_PROVIDED DATA:_
## BEGIN
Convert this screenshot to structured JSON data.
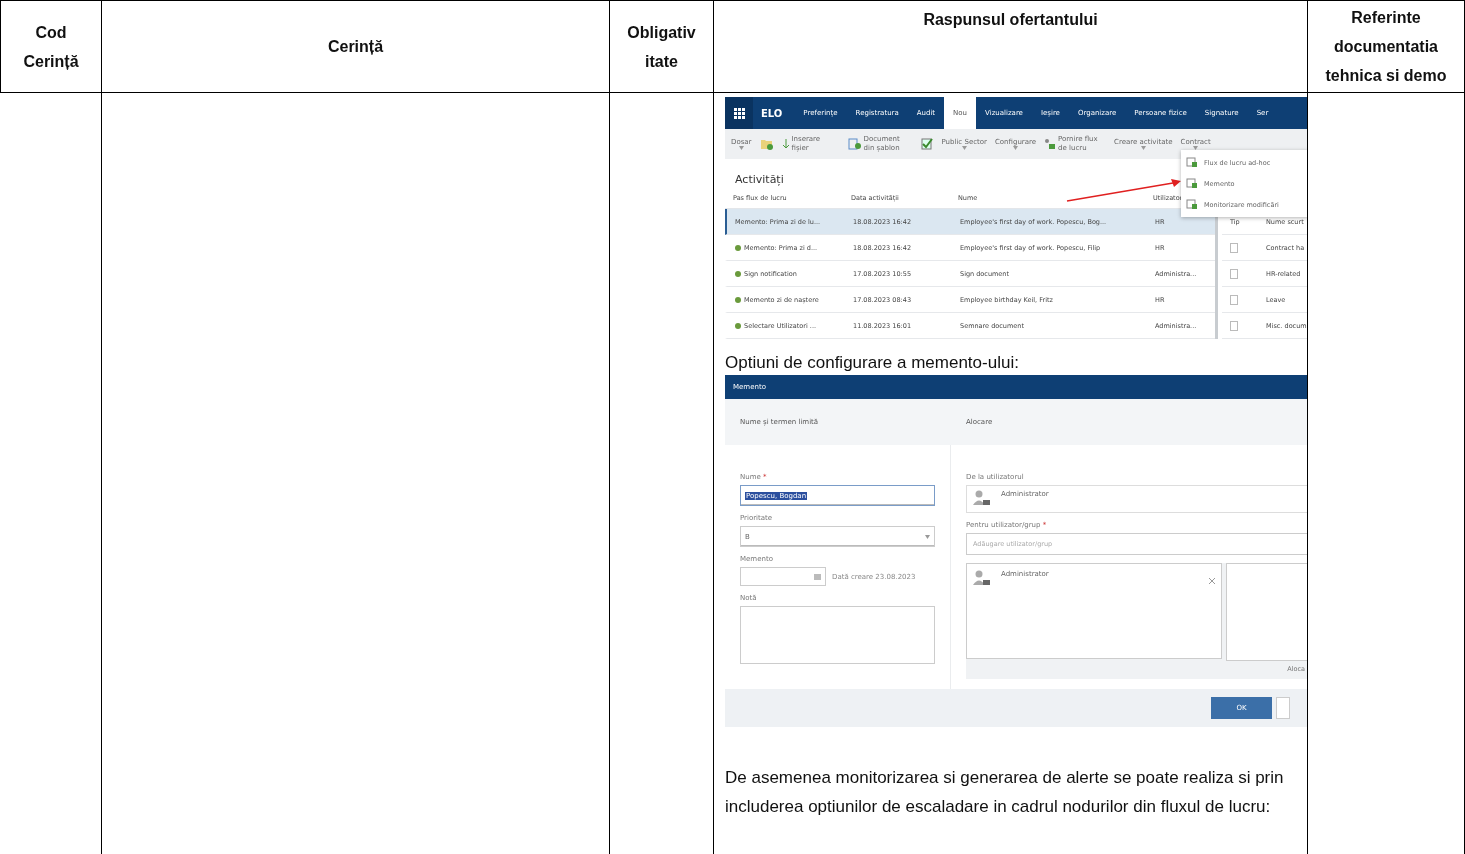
{
  "table": {
    "columns": [
      {
        "lines": [
          "Cod",
          "Cerință"
        ]
      },
      {
        "lines": [
          "Cerință"
        ]
      },
      {
        "lines": [
          "Obligativ",
          "itate"
        ]
      },
      {
        "lines": [
          "Raspunsul ofertantului"
        ]
      },
      {
        "lines": [
          "Referinte",
          "documentatia",
          "tehnica si demo"
        ]
      }
    ]
  },
  "activities_screenshot": {
    "logo": "ELO",
    "tabs": [
      {
        "label": "Preferințe",
        "selected": false
      },
      {
        "label": "Registratura",
        "selected": false
      },
      {
        "label": "Audit",
        "selected": false
      },
      {
        "label": "Nou",
        "selected": true
      },
      {
        "label": "Vizualizare",
        "selected": false
      },
      {
        "label": "Ieșire",
        "selected": false
      },
      {
        "label": "Organizare",
        "selected": false
      },
      {
        "label": "Persoane fizice",
        "selected": false
      },
      {
        "label": "Signature",
        "selected": false
      },
      {
        "label": "Ser",
        "selected": false
      }
    ],
    "ribbon": [
      {
        "kind": "dropdown",
        "label": "Dosar"
      },
      {
        "kind": "icon"
      },
      {
        "kind": "labeled",
        "label": "Inserare fișier"
      },
      {
        "kind": "labeled",
        "label": "Document din șablon"
      },
      {
        "kind": "icon"
      },
      {
        "kind": "dropdown",
        "label": "Public Sector"
      },
      {
        "kind": "dropdown",
        "label": "Configurare"
      },
      {
        "kind": "labeled",
        "label": "Pornire flux de lucru"
      },
      {
        "kind": "dropdown",
        "label": "Creare activitate"
      },
      {
        "kind": "dropdown",
        "label": "Contract"
      }
    ],
    "menu": [
      "Flux de lucru ad-hoc",
      "Memento",
      "Monitorizare modificări"
    ],
    "title": "Activități",
    "columns": [
      "Pas flux de lucru",
      "Data activității",
      "Nume",
      "Utilizator"
    ],
    "rows": [
      {
        "selected": true,
        "cells": [
          "Memento: Prima zi de lu...",
          "18.08.2023 16:42",
          "Employee's first day of work. Popescu, Bog...",
          "HR"
        ]
      },
      {
        "selected": false,
        "cells": [
          "Memento: Prima zi d...",
          "18.08.2023 16:42",
          "Employee's first day of work. Popescu, Filip",
          "HR"
        ]
      },
      {
        "selected": false,
        "cells": [
          "Sign notification",
          "17.08.2023 10:55",
          "Sign document",
          "Administra..."
        ]
      },
      {
        "selected": false,
        "cells": [
          "Memento zi de naștere",
          "17.08.2023 08:43",
          "Employee birthday Keil, Fritz",
          "HR"
        ]
      },
      {
        "selected": false,
        "cells": [
          "Selectare Utilizatori ...",
          "11.08.2023 16:01",
          "Semnare document",
          "Administra..."
        ]
      }
    ],
    "side_columns": [
      "Tip",
      "Nume scurt"
    ],
    "side_rows": [
      "Contract ha",
      "HR-related",
      "Leave",
      "Misc. docum"
    ]
  },
  "caption": "Optiuni de configurare a memento-ului:",
  "memento_dialog": {
    "title": "Memento",
    "left_section": "Nume și termen limită",
    "right_section": "Alocare",
    "name_label": "Nume",
    "name_mark": "*",
    "name_value": "Popescu, Bogdan",
    "priority_label": "Prioritate",
    "priority_value": "B",
    "memento_label": "Memento",
    "created": "Dată creare 23.08.2023",
    "note_label": "Notă",
    "from_label": "De la utilizatorul",
    "from_value": "Administrator",
    "for_label": "Pentru utilizator/grup",
    "for_mark": "*",
    "for_placeholder": "Adăugare utilizator/grup",
    "assigned": "Administrator",
    "assigned_footer": "Aloca",
    "ok": "OK"
  },
  "paragraph": "De asemenea monitorizarea si generarea de alerte se poate realiza si prin includerea optiunilor de escaladare in cadrul nodurilor din fluxul de lucru:"
}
## END
_TASK TO COMPLETE:_ Print all of the records shown above exactly, leaving out each picture.

_SOLVED EXERCISE:_
Convert this screenshot to structured JSON data.
{
  "table": {
    "columns": [
      {
        "lines": [
          "Cod",
          "Cerință"
        ]
      },
      {
        "lines": [
          "Cerință"
        ]
      },
      {
        "lines": [
          "Obligativ",
          "itate"
        ]
      },
      {
        "lines": [
          "Raspunsul ofertantului"
        ]
      },
      {
        "lines": [
          "Referinte",
          "documentatia",
          "tehnica si demo"
        ]
      }
    ]
  },
  "activities_screenshot": {
    "logo": "ELO",
    "tabs": [
      {
        "label": "Preferințe",
        "selected": false
      },
      {
        "label": "Registratura",
        "selected": false
      },
      {
        "label": "Audit",
        "selected": false
      },
      {
        "label": "Nou",
        "selected": true
      },
      {
        "label": "Vizualizare",
        "selected": false
      },
      {
        "label": "Ieșire",
        "selected": false
      },
      {
        "label": "Organizare",
        "selected": false
      },
      {
        "label": "Persoane fizice",
        "selected": false
      },
      {
        "label": "Signature",
        "selected": false
      },
      {
        "label": "Ser",
        "selected": false
      }
    ],
    "ribbon": [
      {
        "kind": "dropdown",
        "label": "Dosar"
      },
      {
        "kind": "icon"
      },
      {
        "kind": "labeled",
        "label": "Inserare fișier"
      },
      {
        "kind": "labeled",
        "label": "Document din șablon"
      },
      {
        "kind": "icon"
      },
      {
        "kind": "dropdown",
        "label": "Public Sector"
      },
      {
        "kind": "dropdown",
        "label": "Configurare"
      },
      {
        "kind": "labeled",
        "label": "Pornire flux de lucru"
      },
      {
        "kind": "dropdown",
        "label": "Creare activitate"
      },
      {
        "kind": "dropdown",
        "label": "Contract"
      }
    ],
    "menu": [
      "Flux de lucru ad-hoc",
      "Memento",
      "Monitorizare modificări"
    ],
    "title": "Activități",
    "columns": [
      "Pas flux de lucru",
      "Data activității",
      "Nume",
      "Utilizator"
    ],
    "rows": [
      {
        "selected": true,
        "cells": [
          "Memento: Prima zi de lu...",
          "18.08.2023 16:42",
          "Employee's first day of work. Popescu, Bog...",
          "HR"
        ]
      },
      {
        "selected": false,
        "cells": [
          "Memento: Prima zi d...",
          "18.08.2023 16:42",
          "Employee's first day of work. Popescu, Filip",
          "HR"
        ]
      },
      {
        "selected": false,
        "cells": [
          "Sign notification",
          "17.08.2023 10:55",
          "Sign document",
          "Administra..."
        ]
      },
      {
        "selected": false,
        "cells": [
          "Memento zi de naștere",
          "17.08.2023 08:43",
          "Employee birthday Keil, Fritz",
          "HR"
        ]
      },
      {
        "selected": false,
        "cells": [
          "Selectare Utilizatori ...",
          "11.08.2023 16:01",
          "Semnare document",
          "Administra..."
        ]
      }
    ],
    "side_columns": [
      "Tip",
      "Nume scurt"
    ],
    "side_rows": [
      "Contract ha",
      "HR-related",
      "Leave",
      "Misc. docum"
    ]
  },
  "caption": "Optiuni de configurare a memento-ului:",
  "memento_dialog": {
    "title": "Memento",
    "left_section": "Nume și termen limită",
    "right_section": "Alocare",
    "name_label": "Nume",
    "name_mark": "*",
    "name_value": "Popescu, Bogdan",
    "priority_label": "Prioritate",
    "priority_value": "B",
    "memento_label": "Memento",
    "created": "Dată creare 23.08.2023",
    "note_label": "Notă",
    "from_label": "De la utilizatorul",
    "from_value": "Administrator",
    "for_label": "Pentru utilizator/grup",
    "for_mark": "*",
    "for_placeholder": "Adăugare utilizator/grup",
    "assigned": "Administrator",
    "assigned_footer": "Aloca",
    "ok": "OK"
  },
  "paragraph": "De asemenea monitorizarea si generarea de alerte se poate realiza si prin includerea optiunilor de escaladare in cadrul nodurilor din fluxul de lucru:"
}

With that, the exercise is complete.